§ What you are asked to do
All records should be reproduced verbatim.

=== Provided material ===

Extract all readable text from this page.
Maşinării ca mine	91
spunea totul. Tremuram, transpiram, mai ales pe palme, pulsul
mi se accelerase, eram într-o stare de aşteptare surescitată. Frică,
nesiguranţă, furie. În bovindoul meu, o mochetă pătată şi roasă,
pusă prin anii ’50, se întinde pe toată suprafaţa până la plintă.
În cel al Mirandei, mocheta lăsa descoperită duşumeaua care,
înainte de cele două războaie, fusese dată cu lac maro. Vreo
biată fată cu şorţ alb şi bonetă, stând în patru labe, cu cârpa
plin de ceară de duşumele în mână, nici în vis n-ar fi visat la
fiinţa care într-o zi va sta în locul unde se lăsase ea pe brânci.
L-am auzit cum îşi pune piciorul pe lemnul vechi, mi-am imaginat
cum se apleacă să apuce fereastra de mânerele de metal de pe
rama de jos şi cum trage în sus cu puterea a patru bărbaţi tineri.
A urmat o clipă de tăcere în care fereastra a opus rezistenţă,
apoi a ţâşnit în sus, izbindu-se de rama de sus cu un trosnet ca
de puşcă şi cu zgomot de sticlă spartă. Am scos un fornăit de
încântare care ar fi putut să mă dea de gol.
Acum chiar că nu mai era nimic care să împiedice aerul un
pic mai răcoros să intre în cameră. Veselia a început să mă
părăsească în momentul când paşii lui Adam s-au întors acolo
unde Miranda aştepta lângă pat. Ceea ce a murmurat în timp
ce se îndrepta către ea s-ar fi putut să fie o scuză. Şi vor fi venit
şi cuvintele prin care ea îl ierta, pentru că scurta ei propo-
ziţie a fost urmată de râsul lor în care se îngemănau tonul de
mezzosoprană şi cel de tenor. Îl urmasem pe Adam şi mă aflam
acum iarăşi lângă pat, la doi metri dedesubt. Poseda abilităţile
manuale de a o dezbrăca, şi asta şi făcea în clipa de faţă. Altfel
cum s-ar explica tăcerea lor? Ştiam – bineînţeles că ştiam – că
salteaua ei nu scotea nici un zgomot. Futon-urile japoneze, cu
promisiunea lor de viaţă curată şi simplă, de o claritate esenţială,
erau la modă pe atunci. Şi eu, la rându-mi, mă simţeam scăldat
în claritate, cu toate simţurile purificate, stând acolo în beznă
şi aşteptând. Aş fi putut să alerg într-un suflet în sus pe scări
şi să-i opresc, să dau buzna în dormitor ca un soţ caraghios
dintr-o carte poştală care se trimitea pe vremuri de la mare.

===

§ Solution
Extract all readable text from this page.
Maşinării ca mine	91
spunea totul. Tremuram, transpiram, mai ales pe palme, pulsul
mi se accelerase, eram într-o stare de aşteptare surescitată. Frică,
nesiguranţă, furie. În bovindoul meu, o mochetă pătată şi roasă,
pusă prin anii ’50, se întinde pe toată suprafaţa până la plintă.
În cel al Mirandei, mocheta lăsa descoperită duşumeaua care,
înainte de cele două războaie, fusese dată cu lac maro. Vreo
biată fată cu şorţ alb şi bonetă, stând în patru labe, cu cârpa
plin de ceară de duşumele în mână, nici în vis n-ar fi visat la
fiinţa care într-o zi va sta în locul unde se lăsase ea pe brânci.
L-am auzit cum îşi pune piciorul pe lemnul vechi, mi-am imaginat
cum se apleacă să apuce fereastra de mânerele de metal de pe
rama de jos şi cum trage în sus cu puterea a patru bărbaţi tineri.
A urmat o clipă de tăcere în care fereastra a opus rezistenţă,
apoi a ţâşnit în sus, izbindu-se de rama de sus cu un trosnet ca
de puşcă şi cu zgomot de sticlă spartă. Am scos un fornăit de
încântare care ar fi putut să mă dea de gol.
Acum chiar că nu mai era nimic care să împiedice aerul un
pic mai răcoros să intre în cameră. Veselia a început să mă
părăsească în momentul când paşii lui Adam s-au întors acolo
unde Miranda aştepta lângă pat. Ceea ce a murmurat în timp
ce se îndrepta către ea s-ar fi putut să fie o scuză. Şi vor fi venit
şi cuvintele prin care ea îl ierta, pentru că scurta ei propo-
ziţie a fost urmată de râsul lor în care se îngemănau tonul de
mezzosoprană şi cel de tenor. Îl urmasem pe Adam şi mă aflam
acum iarăşi lângă pat, la doi metri dedesubt. Poseda abilităţile
manuale de a o dezbrăca, şi asta şi făcea în clipa de faţă. Altfel
cum s-ar explica tăcerea lor? Ştiam – bineînţeles că ştiam – că
salteaua ei nu scotea nici un zgomot. Futon-urile japoneze, cu
promisiunea lor de viaţă curată şi simplă, de o claritate esenţială,
erau la modă pe atunci. Şi eu, la rându-mi, mă simţeam scăldat
în claritate, cu toate simţurile purificate, stând acolo în beznă
şi aşteptând. Aş fi putut să alerg într-un suflet în sus pe scări
şi să-i opresc, să dau buzna în dormitor ca un soţ caraghios
dintr-o carte poştală care se trimitea pe vremuri de la mare.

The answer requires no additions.